● AIM: The records that follow are to be repeated without alteration.

● RECORD EXCERPTS:
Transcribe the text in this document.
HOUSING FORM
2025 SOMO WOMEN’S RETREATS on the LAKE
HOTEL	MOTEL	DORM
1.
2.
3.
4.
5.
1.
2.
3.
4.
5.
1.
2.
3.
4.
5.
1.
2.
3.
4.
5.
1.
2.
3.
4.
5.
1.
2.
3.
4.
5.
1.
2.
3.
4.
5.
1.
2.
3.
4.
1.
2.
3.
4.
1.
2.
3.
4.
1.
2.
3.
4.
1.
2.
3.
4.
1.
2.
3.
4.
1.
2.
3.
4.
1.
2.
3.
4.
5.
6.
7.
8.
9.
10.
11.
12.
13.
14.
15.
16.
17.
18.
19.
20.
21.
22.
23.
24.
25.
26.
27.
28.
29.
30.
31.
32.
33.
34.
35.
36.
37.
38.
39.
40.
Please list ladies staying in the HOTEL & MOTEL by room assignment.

● REPLY:
Transcribe the text in this document.
HOUSING FORM
2025 SOMO WOMEN’S RETREATS on the LAKE
HOTEL	MOTEL	DORM
1.
2.
3.
4.
5.
1.
2.
3.
4.
5.
1.
2.
3.
4.
5.
1.
2.
3.
4.
5.
1.
2.
3.
4.
5.
1.
2.
3.
4.
5.
1.
2.
3.
4.
5.
1.
2.
3.
4.
1.
2.
3.
4.
1.
2.
3.
4.
1.
2.
3.
4.
1.
2.
3.
4.
1.
2.
3.
4.
1.
2.
3.
4.
1.
2.
3.
4.
5.
6.
7.
8.
9.
10.
11.
12.
13.
14.
15.
16.
17.
18.
19.
20.
21.
22.
23.
24.
25.
26.
27.
28.
29.
30.
31.
32.
33.
34.
35.
36.
37.
38.
39.
40.
Please list ladies staying in the HOTEL & MOTEL by room assignment.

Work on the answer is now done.